Work required.
Find each line with the word "Distrito" and copy it.

Data provided.
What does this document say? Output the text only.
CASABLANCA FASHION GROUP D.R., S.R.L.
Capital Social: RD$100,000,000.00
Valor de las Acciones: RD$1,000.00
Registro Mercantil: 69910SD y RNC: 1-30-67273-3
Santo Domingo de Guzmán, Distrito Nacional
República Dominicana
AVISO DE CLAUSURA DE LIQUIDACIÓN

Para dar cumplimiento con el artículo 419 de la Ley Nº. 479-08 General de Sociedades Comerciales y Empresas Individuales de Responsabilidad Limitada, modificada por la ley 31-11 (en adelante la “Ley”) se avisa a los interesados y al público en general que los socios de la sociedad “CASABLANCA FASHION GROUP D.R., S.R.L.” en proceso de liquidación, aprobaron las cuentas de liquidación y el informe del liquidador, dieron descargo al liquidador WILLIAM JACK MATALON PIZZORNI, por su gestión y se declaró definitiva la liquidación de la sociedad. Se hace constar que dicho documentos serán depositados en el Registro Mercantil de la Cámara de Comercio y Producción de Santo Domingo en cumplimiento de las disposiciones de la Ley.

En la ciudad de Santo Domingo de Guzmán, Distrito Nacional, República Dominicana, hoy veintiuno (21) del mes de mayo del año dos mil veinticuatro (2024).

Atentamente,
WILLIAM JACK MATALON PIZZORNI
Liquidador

--

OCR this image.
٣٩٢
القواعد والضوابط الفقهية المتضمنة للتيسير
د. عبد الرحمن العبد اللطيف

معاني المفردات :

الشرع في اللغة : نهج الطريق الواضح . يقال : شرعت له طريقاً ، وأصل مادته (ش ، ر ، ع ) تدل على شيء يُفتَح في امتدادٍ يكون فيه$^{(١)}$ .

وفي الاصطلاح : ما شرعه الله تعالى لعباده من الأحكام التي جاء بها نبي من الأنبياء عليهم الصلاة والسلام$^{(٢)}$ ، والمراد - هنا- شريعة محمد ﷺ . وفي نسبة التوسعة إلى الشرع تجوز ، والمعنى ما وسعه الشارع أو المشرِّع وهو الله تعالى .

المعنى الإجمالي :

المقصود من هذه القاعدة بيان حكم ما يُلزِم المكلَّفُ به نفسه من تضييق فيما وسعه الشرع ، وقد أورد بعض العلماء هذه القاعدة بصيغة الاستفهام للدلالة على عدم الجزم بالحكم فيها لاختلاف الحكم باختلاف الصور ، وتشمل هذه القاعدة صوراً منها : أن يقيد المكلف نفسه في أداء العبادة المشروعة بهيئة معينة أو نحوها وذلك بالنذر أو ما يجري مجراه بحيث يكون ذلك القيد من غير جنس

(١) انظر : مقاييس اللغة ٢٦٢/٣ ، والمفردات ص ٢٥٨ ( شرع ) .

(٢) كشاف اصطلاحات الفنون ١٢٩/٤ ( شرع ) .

The output.
Santo Domingo de Guzmán, Distrito Nacional
En la ciudad de Santo Domingo de Guzmán, Distrito Nacional, República Dominicana, hoy veintiuno (21) del mes de mayo del año dos mil veinticuatro (2024).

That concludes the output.